EXERCISE DIRECTIONS:
Retype all of the data. Every line must match exactly.

[Data entries]
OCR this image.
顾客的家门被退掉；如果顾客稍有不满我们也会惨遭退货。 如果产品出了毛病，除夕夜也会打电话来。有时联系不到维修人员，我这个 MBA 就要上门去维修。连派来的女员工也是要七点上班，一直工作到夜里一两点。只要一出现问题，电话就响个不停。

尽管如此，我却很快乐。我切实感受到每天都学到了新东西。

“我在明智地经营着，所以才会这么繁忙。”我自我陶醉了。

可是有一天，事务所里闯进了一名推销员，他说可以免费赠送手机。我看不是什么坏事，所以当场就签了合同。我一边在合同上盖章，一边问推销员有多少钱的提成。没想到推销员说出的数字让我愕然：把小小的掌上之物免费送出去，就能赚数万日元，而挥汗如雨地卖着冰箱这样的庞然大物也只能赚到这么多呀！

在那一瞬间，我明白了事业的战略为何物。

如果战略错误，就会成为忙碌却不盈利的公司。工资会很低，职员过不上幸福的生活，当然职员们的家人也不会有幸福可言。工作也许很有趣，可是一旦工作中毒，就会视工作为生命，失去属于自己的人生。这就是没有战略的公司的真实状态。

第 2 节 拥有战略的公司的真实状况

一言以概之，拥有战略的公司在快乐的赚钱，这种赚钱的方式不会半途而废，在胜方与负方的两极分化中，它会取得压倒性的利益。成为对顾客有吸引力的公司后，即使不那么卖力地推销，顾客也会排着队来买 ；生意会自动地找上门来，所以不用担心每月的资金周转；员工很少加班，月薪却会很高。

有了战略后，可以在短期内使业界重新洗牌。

THE RESPONSE:
OCR this image.
顾客的家门被退掉；如果顾客稍有不满我们也会惨遭退货。 如果产品出了毛病，除夕夜也会打电话来。有时联系不到维修人员，我这个 MBA 就要上门去维修。连派来的女员工也是要七点上班，一直工作到夜里一两点。只要一出现问题，电话就响个不停。

尽管如此，我却很快乐。我切实感受到每天都学到了新东西。

“我在明智地经营着，所以才会这么繁忙。”我自我陶醉了。

可是有一天，事务所里闯进了一名推销员，他说可以免费赠送手机。我看不是什么坏事，所以当场就签了合同。我一边在合同上盖章，一边问推销员有多少钱的提成。没想到推销员说出的数字让我愕然：把小小的掌上之物免费送出去，就能赚数万日元，而挥汗如雨地卖着冰箱这样的庞然大物也只能赚到这么多呀！

在那一瞬间，我明白了事业的战略为何物。

如果战略错误，就会成为忙碌却不盈利的公司。工资会很低，职员过不上幸福的生活，当然职员们的家人也不会有幸福可言。工作也许很有趣，可是一旦工作中毒，就会视工作为生命，失去属于自己的人生。这就是没有战略的公司的真实状态。

第 2 节 拥有战略的公司的真实状况

一言以概之，拥有战略的公司在快乐的赚钱，这种赚钱的方式不会半途而废，在胜方与负方的两极分化中，它会取得压倒性的利益。成为对顾客有吸引力的公司后，即使不那么卖力地推销，顾客也会排着队来买 ；生意会自动地找上门来，所以不用担心每月的资金周转；员工很少加班，月薪却会很高。

有了战略后，可以在短期内使业界重新洗牌。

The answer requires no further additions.